[Figure contents as structured data]

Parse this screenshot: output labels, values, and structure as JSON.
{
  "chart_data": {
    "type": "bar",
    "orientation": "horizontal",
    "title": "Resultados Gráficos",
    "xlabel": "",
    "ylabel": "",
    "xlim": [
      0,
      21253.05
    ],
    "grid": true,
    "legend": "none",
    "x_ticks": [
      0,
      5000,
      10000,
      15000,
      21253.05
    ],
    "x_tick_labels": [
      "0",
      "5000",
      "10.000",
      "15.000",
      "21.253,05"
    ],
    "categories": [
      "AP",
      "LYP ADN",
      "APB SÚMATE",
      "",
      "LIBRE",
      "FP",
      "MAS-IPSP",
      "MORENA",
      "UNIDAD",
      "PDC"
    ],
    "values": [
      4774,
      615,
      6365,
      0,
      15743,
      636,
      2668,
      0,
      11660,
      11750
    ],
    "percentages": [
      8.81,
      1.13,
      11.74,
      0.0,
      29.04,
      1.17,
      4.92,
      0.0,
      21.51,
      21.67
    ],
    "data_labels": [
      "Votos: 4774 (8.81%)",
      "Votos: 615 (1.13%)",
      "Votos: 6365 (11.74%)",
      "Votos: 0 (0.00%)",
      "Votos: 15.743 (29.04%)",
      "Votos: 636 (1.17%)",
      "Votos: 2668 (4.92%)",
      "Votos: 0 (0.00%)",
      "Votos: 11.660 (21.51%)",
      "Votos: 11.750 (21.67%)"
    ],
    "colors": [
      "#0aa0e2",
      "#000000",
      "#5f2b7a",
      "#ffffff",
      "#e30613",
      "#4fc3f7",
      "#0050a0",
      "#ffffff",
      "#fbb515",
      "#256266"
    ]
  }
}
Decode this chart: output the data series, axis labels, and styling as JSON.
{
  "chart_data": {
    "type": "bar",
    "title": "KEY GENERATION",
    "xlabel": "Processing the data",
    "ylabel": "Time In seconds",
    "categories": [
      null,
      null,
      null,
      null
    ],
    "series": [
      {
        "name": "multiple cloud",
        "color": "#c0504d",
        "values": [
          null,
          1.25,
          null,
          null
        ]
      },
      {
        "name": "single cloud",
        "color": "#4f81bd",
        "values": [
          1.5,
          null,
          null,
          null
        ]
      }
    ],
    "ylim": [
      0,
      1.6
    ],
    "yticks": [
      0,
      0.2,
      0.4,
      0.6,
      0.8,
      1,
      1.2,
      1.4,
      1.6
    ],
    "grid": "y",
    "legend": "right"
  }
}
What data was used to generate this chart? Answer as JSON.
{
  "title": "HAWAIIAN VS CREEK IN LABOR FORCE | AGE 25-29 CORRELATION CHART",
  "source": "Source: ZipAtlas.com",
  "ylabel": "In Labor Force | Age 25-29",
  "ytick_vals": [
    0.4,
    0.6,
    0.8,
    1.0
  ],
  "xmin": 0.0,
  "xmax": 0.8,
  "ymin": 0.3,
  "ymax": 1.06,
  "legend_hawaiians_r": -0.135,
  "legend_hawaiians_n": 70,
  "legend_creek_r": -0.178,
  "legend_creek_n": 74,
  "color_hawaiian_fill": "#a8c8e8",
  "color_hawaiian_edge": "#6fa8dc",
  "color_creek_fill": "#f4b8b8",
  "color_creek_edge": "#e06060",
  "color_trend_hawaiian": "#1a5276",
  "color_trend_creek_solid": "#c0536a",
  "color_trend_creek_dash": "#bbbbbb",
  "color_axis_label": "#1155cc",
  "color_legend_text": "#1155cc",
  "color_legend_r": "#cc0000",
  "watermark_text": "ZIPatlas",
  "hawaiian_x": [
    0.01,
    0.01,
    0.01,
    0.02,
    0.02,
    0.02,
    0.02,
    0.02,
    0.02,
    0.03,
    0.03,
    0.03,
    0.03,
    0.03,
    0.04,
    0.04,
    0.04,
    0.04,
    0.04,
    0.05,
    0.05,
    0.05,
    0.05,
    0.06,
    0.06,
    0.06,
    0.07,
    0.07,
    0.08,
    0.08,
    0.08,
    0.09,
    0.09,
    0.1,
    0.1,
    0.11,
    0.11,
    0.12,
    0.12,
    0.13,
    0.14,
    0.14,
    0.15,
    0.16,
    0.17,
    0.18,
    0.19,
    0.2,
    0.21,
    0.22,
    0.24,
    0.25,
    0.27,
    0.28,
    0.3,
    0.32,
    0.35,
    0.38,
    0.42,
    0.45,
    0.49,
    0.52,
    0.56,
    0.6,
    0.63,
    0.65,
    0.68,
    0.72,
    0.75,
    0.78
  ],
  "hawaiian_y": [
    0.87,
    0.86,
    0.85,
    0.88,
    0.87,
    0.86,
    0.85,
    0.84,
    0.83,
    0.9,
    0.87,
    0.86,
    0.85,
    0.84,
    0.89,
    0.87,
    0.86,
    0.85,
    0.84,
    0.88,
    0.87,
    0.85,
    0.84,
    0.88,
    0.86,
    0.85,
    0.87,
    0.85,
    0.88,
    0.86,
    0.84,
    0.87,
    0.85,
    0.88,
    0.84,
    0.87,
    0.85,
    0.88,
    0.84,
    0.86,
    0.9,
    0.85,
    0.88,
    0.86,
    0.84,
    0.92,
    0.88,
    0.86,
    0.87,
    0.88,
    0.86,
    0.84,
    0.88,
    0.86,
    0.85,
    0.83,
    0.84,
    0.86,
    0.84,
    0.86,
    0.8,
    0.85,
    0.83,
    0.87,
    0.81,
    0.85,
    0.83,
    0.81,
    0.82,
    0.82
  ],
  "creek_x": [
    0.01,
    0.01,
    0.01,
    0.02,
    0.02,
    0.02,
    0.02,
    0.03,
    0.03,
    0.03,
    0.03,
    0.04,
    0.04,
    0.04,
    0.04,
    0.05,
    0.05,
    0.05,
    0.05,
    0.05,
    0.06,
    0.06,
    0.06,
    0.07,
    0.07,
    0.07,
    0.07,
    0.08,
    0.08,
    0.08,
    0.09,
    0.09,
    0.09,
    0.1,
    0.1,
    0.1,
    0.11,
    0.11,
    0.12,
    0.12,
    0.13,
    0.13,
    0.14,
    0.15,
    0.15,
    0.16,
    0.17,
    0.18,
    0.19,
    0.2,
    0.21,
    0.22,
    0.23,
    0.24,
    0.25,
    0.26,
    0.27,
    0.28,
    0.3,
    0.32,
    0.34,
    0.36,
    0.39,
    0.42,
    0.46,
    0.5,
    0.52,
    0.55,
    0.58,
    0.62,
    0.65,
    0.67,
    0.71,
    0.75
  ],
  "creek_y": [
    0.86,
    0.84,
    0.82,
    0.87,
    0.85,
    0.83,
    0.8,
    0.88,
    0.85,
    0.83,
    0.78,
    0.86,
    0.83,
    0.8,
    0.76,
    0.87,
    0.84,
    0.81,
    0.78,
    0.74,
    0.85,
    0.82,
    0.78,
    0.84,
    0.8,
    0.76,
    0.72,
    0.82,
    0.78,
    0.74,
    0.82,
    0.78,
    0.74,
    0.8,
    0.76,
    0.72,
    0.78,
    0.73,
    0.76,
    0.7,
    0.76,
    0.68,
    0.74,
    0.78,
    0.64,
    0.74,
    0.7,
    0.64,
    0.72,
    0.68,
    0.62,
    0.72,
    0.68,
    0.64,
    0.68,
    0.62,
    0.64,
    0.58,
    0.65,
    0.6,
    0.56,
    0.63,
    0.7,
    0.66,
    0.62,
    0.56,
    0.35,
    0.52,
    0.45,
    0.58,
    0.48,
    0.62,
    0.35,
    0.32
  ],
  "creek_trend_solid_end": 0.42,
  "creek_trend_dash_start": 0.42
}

*GOAL OF THE EXERCISE*:
From the listing above, collect every line that mentions the word "name".

*EXERCISE SOLUTION*:
        "name": "multiple cloud",
        "name": "single cloud",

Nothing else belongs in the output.